■ CEL
Zapisz wszystkie wiersze poniższych rekordów jako listę numerowaną, pomijając puste wiersze.

(Dane adnotacji ramek)
------
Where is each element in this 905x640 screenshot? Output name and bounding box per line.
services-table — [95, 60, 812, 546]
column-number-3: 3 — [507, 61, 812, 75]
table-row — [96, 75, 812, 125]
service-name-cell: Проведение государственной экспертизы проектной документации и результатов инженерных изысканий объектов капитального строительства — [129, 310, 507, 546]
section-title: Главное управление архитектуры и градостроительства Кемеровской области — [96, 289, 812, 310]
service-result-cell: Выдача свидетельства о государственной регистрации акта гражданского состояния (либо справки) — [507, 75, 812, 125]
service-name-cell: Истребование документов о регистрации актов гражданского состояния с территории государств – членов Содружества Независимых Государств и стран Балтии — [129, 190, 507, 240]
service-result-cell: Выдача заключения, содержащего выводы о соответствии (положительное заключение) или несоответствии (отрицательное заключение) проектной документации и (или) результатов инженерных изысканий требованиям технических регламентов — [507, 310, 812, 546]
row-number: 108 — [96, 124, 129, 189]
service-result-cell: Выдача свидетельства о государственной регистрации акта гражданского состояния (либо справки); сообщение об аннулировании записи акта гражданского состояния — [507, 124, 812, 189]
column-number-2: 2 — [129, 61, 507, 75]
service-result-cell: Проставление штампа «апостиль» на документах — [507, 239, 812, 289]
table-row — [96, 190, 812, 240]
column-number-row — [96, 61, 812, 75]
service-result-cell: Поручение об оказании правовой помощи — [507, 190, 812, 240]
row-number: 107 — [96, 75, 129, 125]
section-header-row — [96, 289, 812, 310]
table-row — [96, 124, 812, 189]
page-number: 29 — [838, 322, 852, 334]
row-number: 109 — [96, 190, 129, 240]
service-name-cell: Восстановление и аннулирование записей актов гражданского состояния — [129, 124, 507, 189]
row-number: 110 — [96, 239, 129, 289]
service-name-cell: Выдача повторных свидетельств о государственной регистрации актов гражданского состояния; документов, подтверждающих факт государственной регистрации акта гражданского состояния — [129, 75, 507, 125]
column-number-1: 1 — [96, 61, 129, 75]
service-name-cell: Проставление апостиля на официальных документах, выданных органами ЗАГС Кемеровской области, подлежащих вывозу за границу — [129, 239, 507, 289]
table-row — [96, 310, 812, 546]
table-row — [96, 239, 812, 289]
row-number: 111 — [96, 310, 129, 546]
------
■ WYNIK
1. Where is each element in this 905x640 screenshot? Output name and bounding box per line.
2. services-table — [95, 60, 812, 546]
3. column-number-3: 3 — [507, 61, 812, 75]
4. table-row — [96, 75, 812, 125]
5. service-name-cell: Проведение государственной экспертизы проектной документации и результатов инженерных изысканий объектов капитального строительства — [129, 310, 507, 546]
6. section-title: Главное управление архитектуры и градостроительства Кемеровской области — [96, 289, 812, 310]
7. service-result-cell: Выдача свидетельства о государственной регистрации акта гражданского состояния (либо справки) — [507, 75, 812, 125]
8. service-name-cell: Истребование документов о регистрации актов гражданского состояния с территории государств – членов Содружества Независимых Государств и стран Балтии — [129, 190, 507, 240]
9. service-result-cell: Выдача заключения, содержащего выводы о соответствии (положительное заключение) или несоответствии (отрицательное заключение) проектной документации и (или) результатов инженерных изысканий требованиям технических регламентов — [507, 310, 812, 546]
10. row-number: 108 — [96, 124, 129, 189]
11. service-result-cell: Выдача свидетельства о государственной регистрации акта гражданского состояния (либо справки); сообщение об аннулировании записи акта гражданского состояния — [507, 124, 812, 189]
12. column-number-2: 2 — [129, 61, 507, 75]
13. service-result-cell: Проставление штампа «апостиль» на документах — [507, 239, 812, 289]
14. table-row — [96, 190, 812, 240]
15. column-number-row — [96, 61, 812, 75]
16. service-result-cell: Поручение об оказании правовой помощи — [507, 190, 812, 240]
17. row-number: 107 — [96, 75, 129, 125]
18. section-header-row — [96, 289, 812, 310]
19. table-row — [96, 124, 812, 189]
20. page-number: 29 — [838, 322, 852, 334]
21. row-number: 109 — [96, 190, 129, 240]
22. service-name-cell: Восстановление и аннулирование записей актов гражданского состояния — [129, 124, 507, 189]
23. row-number: 110 — [96, 239, 129, 289]
24. service-name-cell: Выдача повторных свидетельств о государственной регистрации актов гражданского состояния; документов, подтверждающих факт государственной регистрации акта гражданского состояния — [129, 75, 507, 125]
25. column-number-1: 1 — [96, 61, 129, 75]
26. service-name-cell: Проставление апостиля на официальных документах, выданных органами ЗАГС Кемеровской области, подлежащих вывозу за границу — [129, 239, 507, 289]
27. table-row — [96, 310, 812, 546]
28. table-row — [96, 239, 812, 289]
29. row-number: 111 — [96, 310, 129, 546]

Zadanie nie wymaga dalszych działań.